* _WORKING DATA_:
------------
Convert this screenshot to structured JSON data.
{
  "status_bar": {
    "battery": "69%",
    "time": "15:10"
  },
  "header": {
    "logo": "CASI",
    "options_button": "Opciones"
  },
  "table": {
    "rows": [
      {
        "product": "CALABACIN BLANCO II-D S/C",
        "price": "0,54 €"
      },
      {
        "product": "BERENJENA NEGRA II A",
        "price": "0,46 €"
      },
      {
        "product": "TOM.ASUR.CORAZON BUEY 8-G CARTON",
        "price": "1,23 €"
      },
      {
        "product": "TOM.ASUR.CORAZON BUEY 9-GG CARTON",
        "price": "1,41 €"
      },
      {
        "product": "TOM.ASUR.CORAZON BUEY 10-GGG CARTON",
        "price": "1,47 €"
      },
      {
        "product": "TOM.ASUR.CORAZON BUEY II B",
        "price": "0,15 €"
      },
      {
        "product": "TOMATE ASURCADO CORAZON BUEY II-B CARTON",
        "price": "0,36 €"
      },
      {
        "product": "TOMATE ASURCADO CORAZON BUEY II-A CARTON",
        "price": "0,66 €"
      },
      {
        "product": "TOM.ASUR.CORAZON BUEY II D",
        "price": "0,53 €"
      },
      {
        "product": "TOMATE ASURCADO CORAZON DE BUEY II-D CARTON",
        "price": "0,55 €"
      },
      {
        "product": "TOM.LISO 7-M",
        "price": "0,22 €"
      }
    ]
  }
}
------------
* _EXERCISE DETAILS_: Extract the whole listing, character for character.

* _ANSWER TO THIS TASK_:
Convert this screenshot to structured JSON data.
{
  "status_bar": {
    "battery": "69%",
    "time": "15:10"
  },
  "header": {
    "logo": "CASI",
    "options_button": "Opciones"
  },
  "table": {
    "rows": [
      {
        "product": "CALABACIN BLANCO II-D S/C",
        "price": "0,54 €"
      },
      {
        "product": "BERENJENA NEGRA II A",
        "price": "0,46 €"
      },
      {
        "product": "TOM.ASUR.CORAZON BUEY 8-G CARTON",
        "price": "1,23 €"
      },
      {
        "product": "TOM.ASUR.CORAZON BUEY 9-GG CARTON",
        "price": "1,41 €"
      },
      {
        "product": "TOM.ASUR.CORAZON BUEY 10-GGG CARTON",
        "price": "1,47 €"
      },
      {
        "product": "TOM.ASUR.CORAZON BUEY II B",
        "price": "0,15 €"
      },
      {
        "product": "TOMATE ASURCADO CORAZON BUEY II-B CARTON",
        "price": "0,36 €"
      },
      {
        "product": "TOMATE ASURCADO CORAZON BUEY II-A CARTON",
        "price": "0,66 €"
      },
      {
        "product": "TOM.ASUR.CORAZON BUEY II D",
        "price": "0,53 €"
      },
      {
        "product": "TOMATE ASURCADO CORAZON DE BUEY II-D CARTON",
        "price": "0,55 €"
      },
      {
        "product": "TOM.LISO 7-M",
        "price": "0,22 €"
      }
    ]
  }
}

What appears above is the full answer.